Aim: From the entries that follow, pick out all lines holding "Survival".

Records from a collection of figures:
------------------------------------------------------------

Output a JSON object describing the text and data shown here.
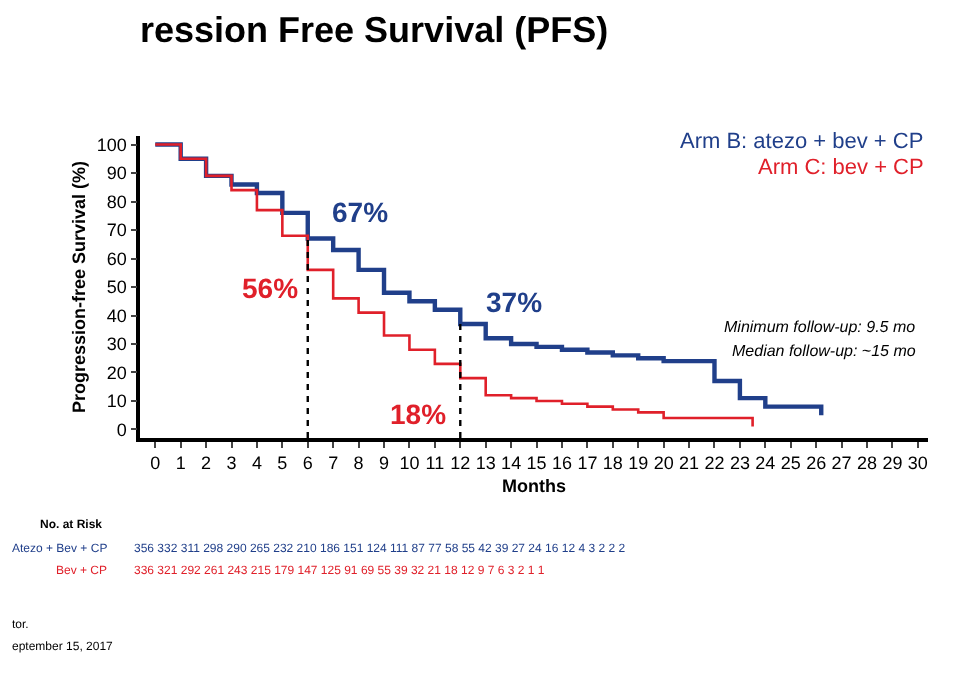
{
  "chart_data": {
    "type": "step",
    "title": "ression Free Survival (PFS)",
    "xlabel": "Months",
    "ylabel": "Progression-free Survival (%)",
    "xlim": [
      -0.6,
      30.4
    ],
    "xticks": [
      0,
      1,
      2,
      3,
      4,
      5,
      6,
      7,
      8,
      9,
      10,
      11,
      12,
      13,
      14,
      15,
      16,
      17,
      18,
      19,
      20,
      21,
      22,
      23,
      24,
      25,
      26,
      27,
      28,
      29,
      30
    ],
    "ylim": [
      -3,
      103
    ],
    "yticks": [
      0,
      10,
      20,
      30,
      40,
      50,
      60,
      70,
      80,
      90,
      100
    ],
    "legend": "top right",
    "marker": "none",
    "line_style": "solid",
    "series": [
      {
        "name": "Arm B: atezo + bev + CP",
        "color": "#203f8a",
        "x": [
          0,
          1,
          2,
          3,
          4,
          5,
          6,
          7,
          8,
          9,
          10,
          11,
          12,
          13,
          14,
          15,
          16,
          17,
          18,
          19,
          20,
          21,
          22,
          23,
          24,
          25,
          26.2,
          26.2
        ],
        "values": [
          100,
          95,
          89,
          86,
          83,
          76,
          67,
          63,
          56,
          48,
          45,
          42,
          37,
          32,
          30,
          29,
          28,
          27,
          26,
          25,
          24,
          24,
          17,
          11,
          8,
          8,
          8,
          5
        ]
      },
      {
        "name": "Arm C: bev + CP",
        "color": "#e0202a",
        "x": [
          0,
          1,
          2,
          3,
          4,
          5,
          6,
          7,
          8,
          9,
          10,
          11,
          12,
          13,
          14,
          15,
          16,
          17,
          18,
          19,
          20,
          21,
          22,
          23.5,
          23.5
        ],
        "values": [
          100,
          95,
          89,
          84,
          77,
          68,
          56,
          46,
          41,
          33,
          28,
          23,
          18,
          12,
          11,
          10,
          9,
          8,
          7,
          6,
          4,
          4,
          4,
          4,
          1
        ]
      }
    ],
    "ref_lines": [
      {
        "axis": "x",
        "value": 6,
        "label": null,
        "color": "#000000",
        "line_style": "dotted"
      },
      {
        "axis": "x",
        "value": 12,
        "label": null,
        "color": "#000000",
        "line_style": "dotted"
      }
    ],
    "annotations": [
      "67%",
      "56%",
      "37%",
      "18%",
      "Minimum follow-up: 9.5 mo",
      "Median follow-up: ~15 mo",
      "No. at Risk",
      "Atezo + Bev + CP",
      "356 332 311 298 290 265 232 210 186 151 124 111 87 77 58 55 42 39 27 24 16 12 4 3 2 2 2",
      "Bev + CP",
      "336 321 292 261 243 215 179 147 125 91 69 55 39 32 21 18 12 9 7 6 3 2 1 1",
      "tor.",
      "eptember 15, 2017"
    ]
  }
}
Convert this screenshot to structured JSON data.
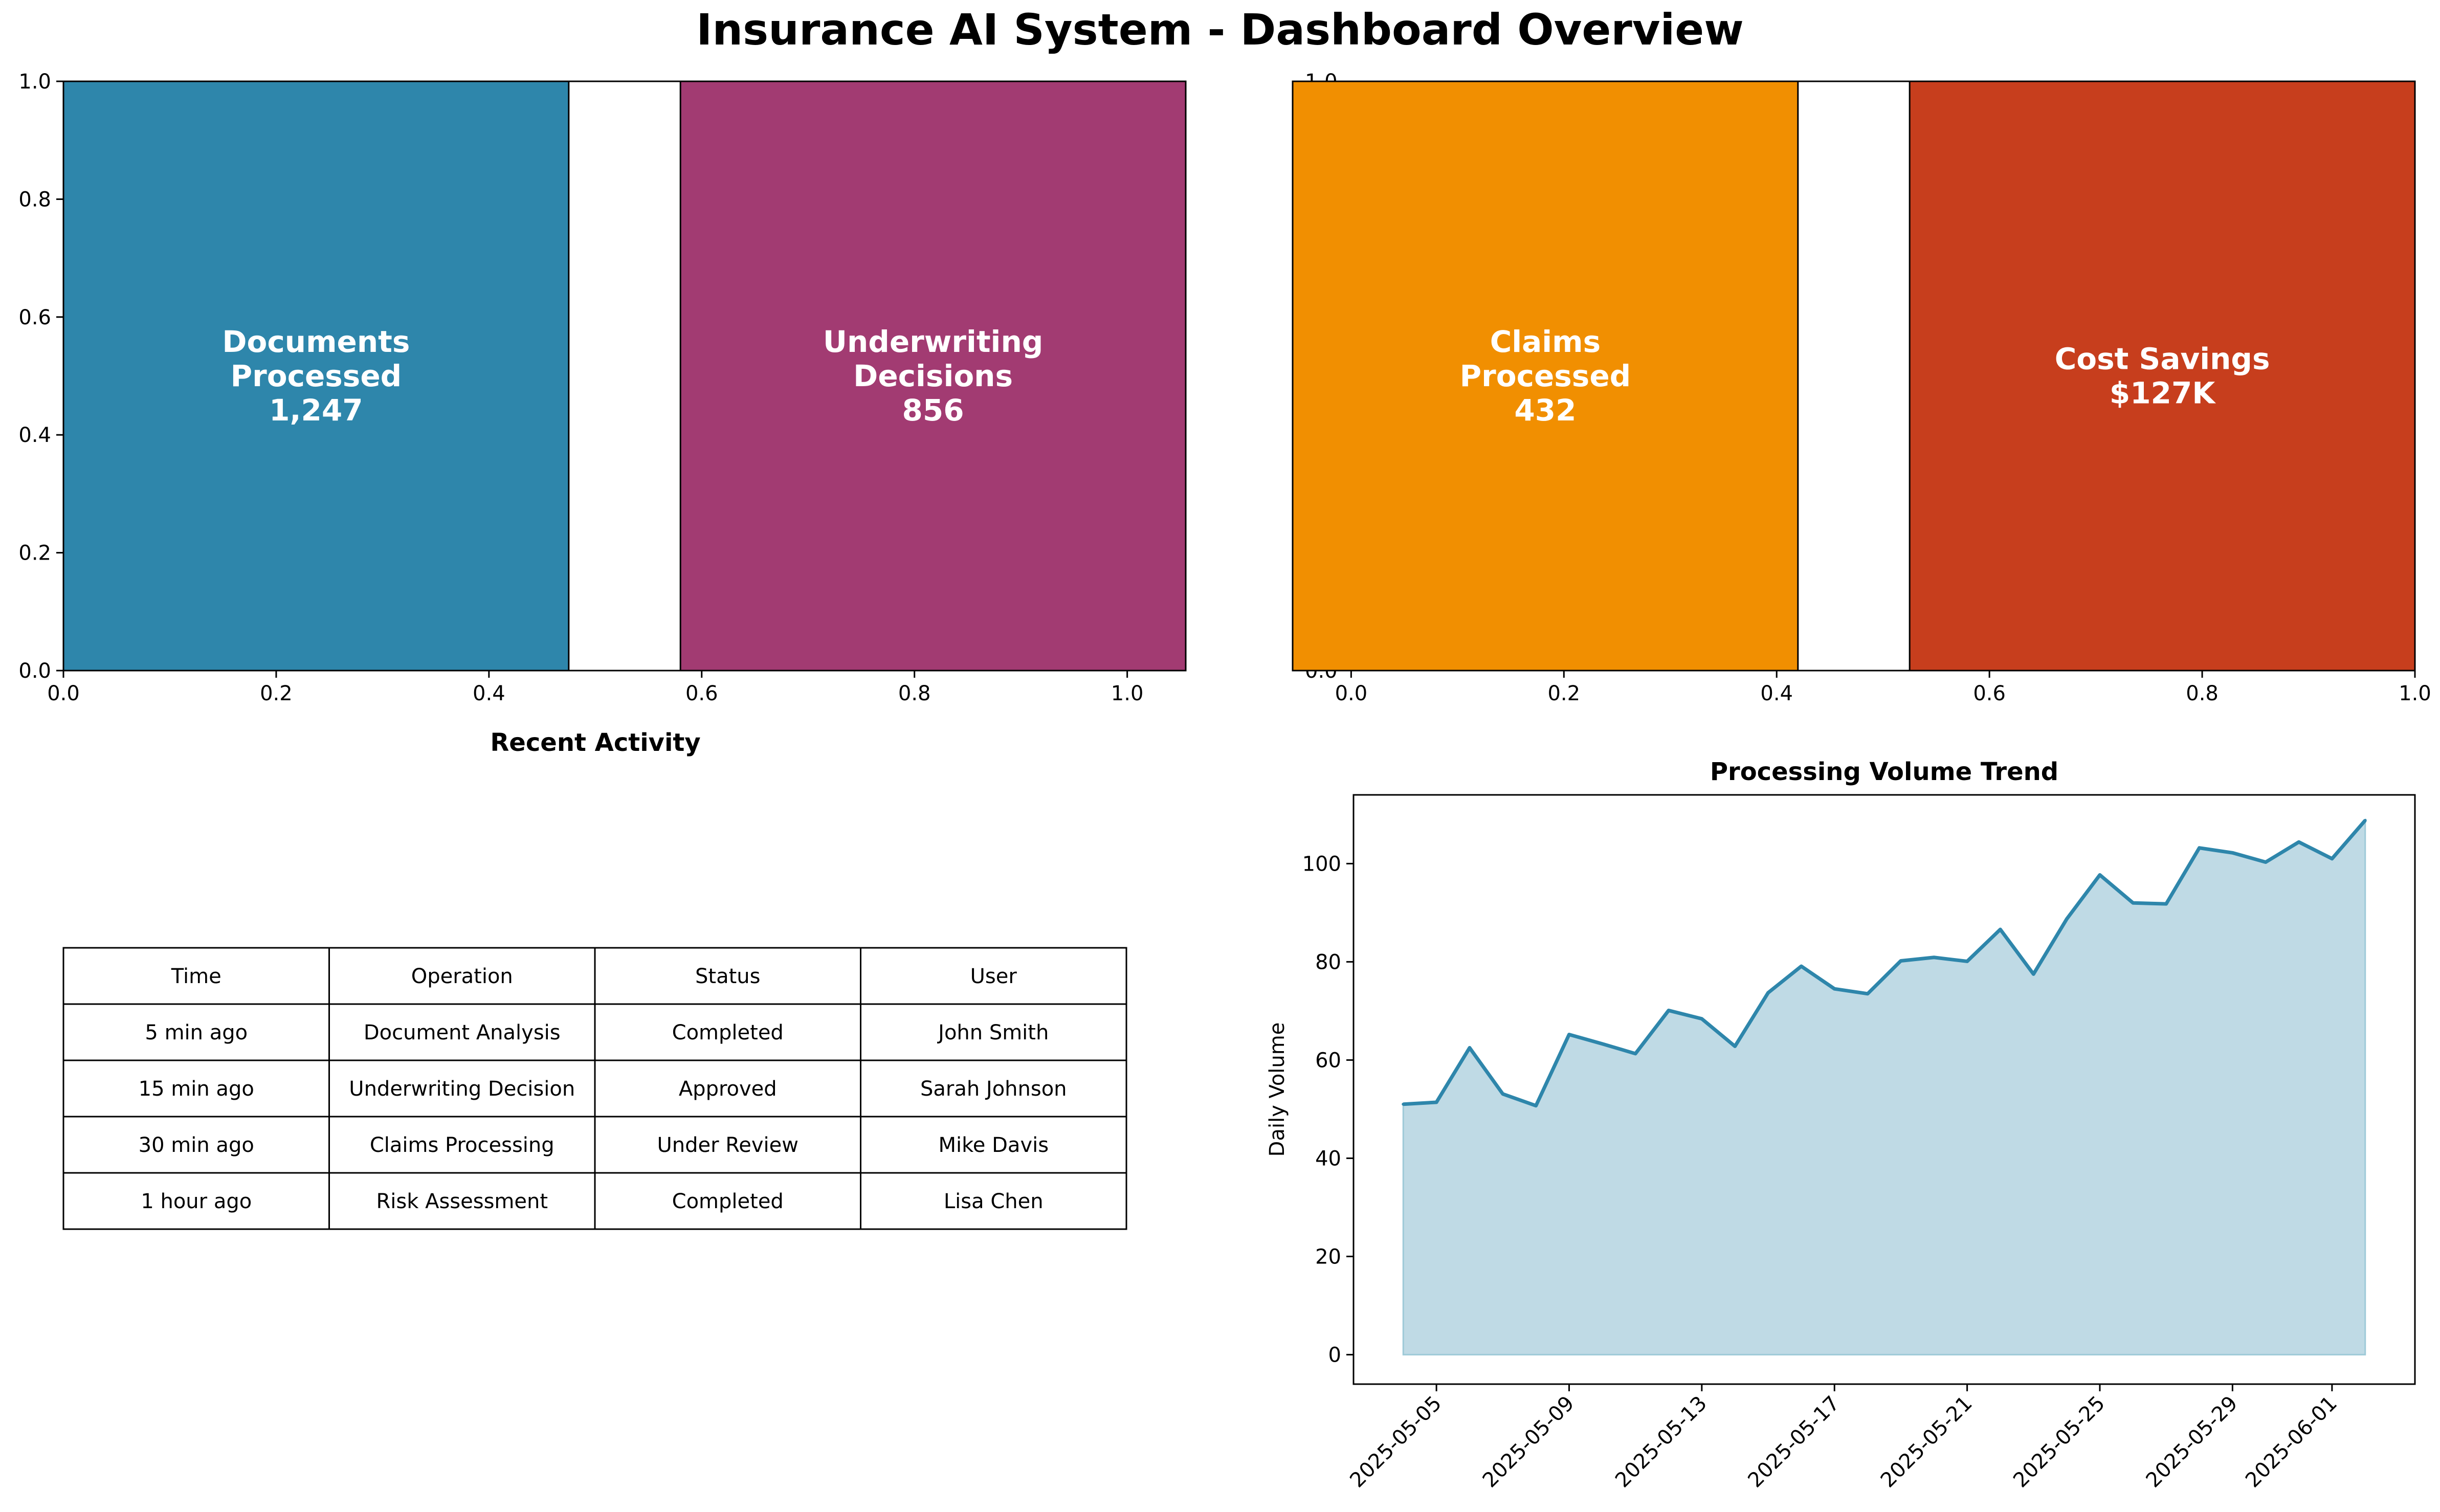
{
  "title": "Insurance AI System - Dashboard Overview",
  "colors": {
    "documents": "#2E86AB",
    "underwriting": "#A23B72",
    "claims": "#F18F01",
    "savings": "#C73E1D",
    "trend_line": "#2E86AB",
    "trend_fill": "#BFDAE5"
  },
  "chart_data": [
    {
      "type": "bar",
      "panel": "metrics-left",
      "bars": [
        {
          "label_lines": [
            "Documents",
            "Processed",
            "1,247"
          ],
          "x_start": 0.0,
          "x_end": 0.475,
          "height": 1.0,
          "color_key": "documents"
        },
        {
          "label_lines": [
            "Underwriting",
            "Decisions",
            "856"
          ],
          "x_start": 0.58,
          "x_end": 1.055,
          "height": 1.0,
          "color_key": "underwriting"
        }
      ],
      "xlim": [
        0.0,
        1.055
      ],
      "ylim": [
        0.0,
        1.0
      ],
      "xticks": [
        "0.0",
        "0.2",
        "0.4",
        "0.6",
        "0.8",
        "1.0"
      ],
      "xtick_values": [
        0.0,
        0.2,
        0.4,
        0.6,
        0.8,
        1.0
      ],
      "yticks": [
        "0.0",
        "0.2",
        "0.4",
        "0.6",
        "0.8",
        "1.0"
      ],
      "ytick_values": [
        0.0,
        0.2,
        0.4,
        0.6,
        0.8,
        1.0
      ]
    },
    {
      "type": "bar",
      "panel": "metrics-right",
      "bars": [
        {
          "label_lines": [
            "Claims",
            "Processed",
            "432"
          ],
          "x_start": -0.055,
          "x_end": 0.42,
          "height": 1.0,
          "color_key": "claims"
        },
        {
          "label_lines": [
            "Cost Savings",
            "$127K"
          ],
          "x_start": 0.525,
          "x_end": 1.0,
          "height": 1.0,
          "color_key": "savings"
        }
      ],
      "xlim": [
        -0.055,
        1.0
      ],
      "ylim": [
        0.0,
        1.0
      ],
      "xticks": [
        "0.0",
        "0.2",
        "0.4",
        "0.6",
        "0.8",
        "1.0"
      ],
      "xtick_values": [
        0.0,
        0.2,
        0.4,
        0.6,
        0.8,
        1.0
      ],
      "yticks_partial": [
        "1.0",
        "0.0"
      ]
    },
    {
      "type": "table",
      "title": "Recent Activity",
      "columns": [
        "Time",
        "Operation",
        "Status",
        "User"
      ],
      "rows": [
        [
          "5 min ago",
          "Document Analysis",
          "Completed",
          "John Smith"
        ],
        [
          "15 min ago",
          "Underwriting Decision",
          "Approved",
          "Sarah Johnson"
        ],
        [
          "30 min ago",
          "Claims Processing",
          "Under Review",
          "Mike Davis"
        ],
        [
          "1 hour ago",
          "Risk Assessment",
          "Completed",
          "Lisa Chen"
        ]
      ]
    },
    {
      "type": "area",
      "title": "Processing Volume Trend",
      "ylabel": "Daily Volume",
      "xlabel": "",
      "start_date": "2025-05-04",
      "x": [
        "2025-05-04",
        "2025-05-05",
        "2025-05-06",
        "2025-05-07",
        "2025-05-08",
        "2025-05-09",
        "2025-05-10",
        "2025-05-11",
        "2025-05-12",
        "2025-05-13",
        "2025-05-14",
        "2025-05-15",
        "2025-05-16",
        "2025-05-17",
        "2025-05-18",
        "2025-05-19",
        "2025-05-20",
        "2025-05-21",
        "2025-05-22",
        "2025-05-23",
        "2025-05-24",
        "2025-05-25",
        "2025-05-26",
        "2025-05-27",
        "2025-05-28",
        "2025-05-29",
        "2025-05-30",
        "2025-05-31",
        "2025-06-01",
        "2025-06-02"
      ],
      "values": [
        51.0,
        51.4,
        62.5,
        53.1,
        50.7,
        65.2,
        63.3,
        61.3,
        70.1,
        68.4,
        62.8,
        73.7,
        79.1,
        74.5,
        73.5,
        80.2,
        80.9,
        80.1,
        86.6,
        77.5,
        88.7,
        97.7,
        92.0,
        91.8,
        103.2,
        102.2,
        100.3,
        104.4,
        101.0,
        108.8
      ],
      "ylim": [
        -6,
        114
      ],
      "yticks": [
        0,
        20,
        40,
        60,
        80,
        100
      ],
      "xtick_labels": [
        "2025-05-05",
        "2025-05-09",
        "2025-05-13",
        "2025-05-17",
        "2025-05-21",
        "2025-05-25",
        "2025-05-29",
        "2025-06-01"
      ],
      "xtick_dates": [
        "2025-05-05",
        "2025-05-09",
        "2025-05-13",
        "2025-05-17",
        "2025-05-21",
        "2025-05-25",
        "2025-05-29",
        "2025-06-01"
      ]
    }
  ]
}
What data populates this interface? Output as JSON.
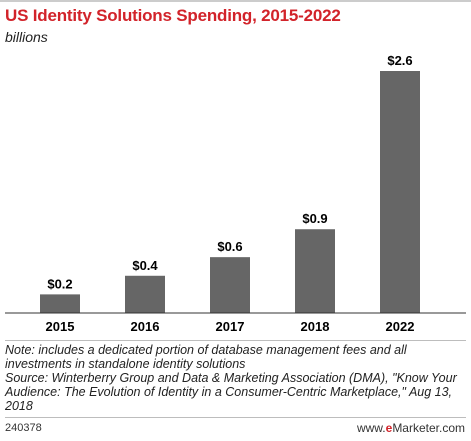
{
  "header": {
    "title": "US Identity Solutions Spending, 2015-2022",
    "subtitle": "billions"
  },
  "chart_data": {
    "type": "bar",
    "categories": [
      "2015",
      "2016",
      "2017",
      "2018",
      "2022"
    ],
    "values": [
      0.2,
      0.4,
      0.6,
      0.9,
      2.6
    ],
    "value_labels": [
      "$0.2",
      "$0.4",
      "$0.6",
      "$0.9",
      "$2.6"
    ],
    "title": "US Identity Solutions Spending, 2015-2022",
    "subtitle": "billions",
    "xlabel": "",
    "ylabel": "",
    "ylim": [
      0,
      2.6
    ],
    "grid": false,
    "bar_color": "#666666"
  },
  "footnotes": {
    "note": "Note: includes a dedicated portion of database management fees and all investments in standalone identity solutions",
    "source": "Source: Winterberry Group and Data & Marketing Association (DMA), \"Know Your Audience: The Evolution of Identity in a Consumer-Centric Marketplace,\" Aug 13, 2018"
  },
  "footer": {
    "chart_id": "240378",
    "brand_prefix": "www.",
    "brand_e": "e",
    "brand_rest": "Marketer.com"
  },
  "colors": {
    "title": "#d2232a",
    "bar": "#666666"
  }
}
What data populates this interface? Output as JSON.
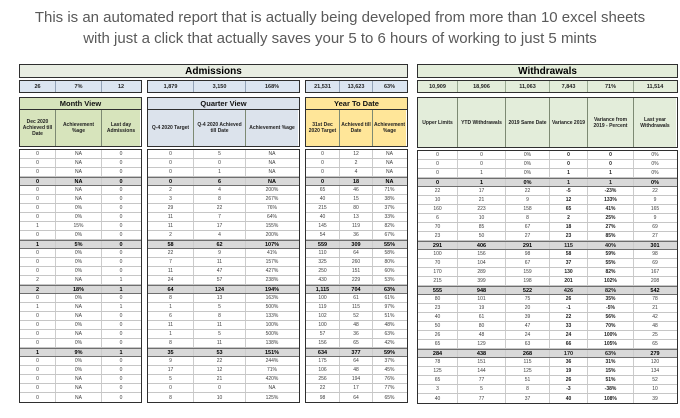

------------------------------------------------------------

Task output:
    "title": "ression Free Survival (PFS)",
    "ylabel": "Progression-free Survival (%)",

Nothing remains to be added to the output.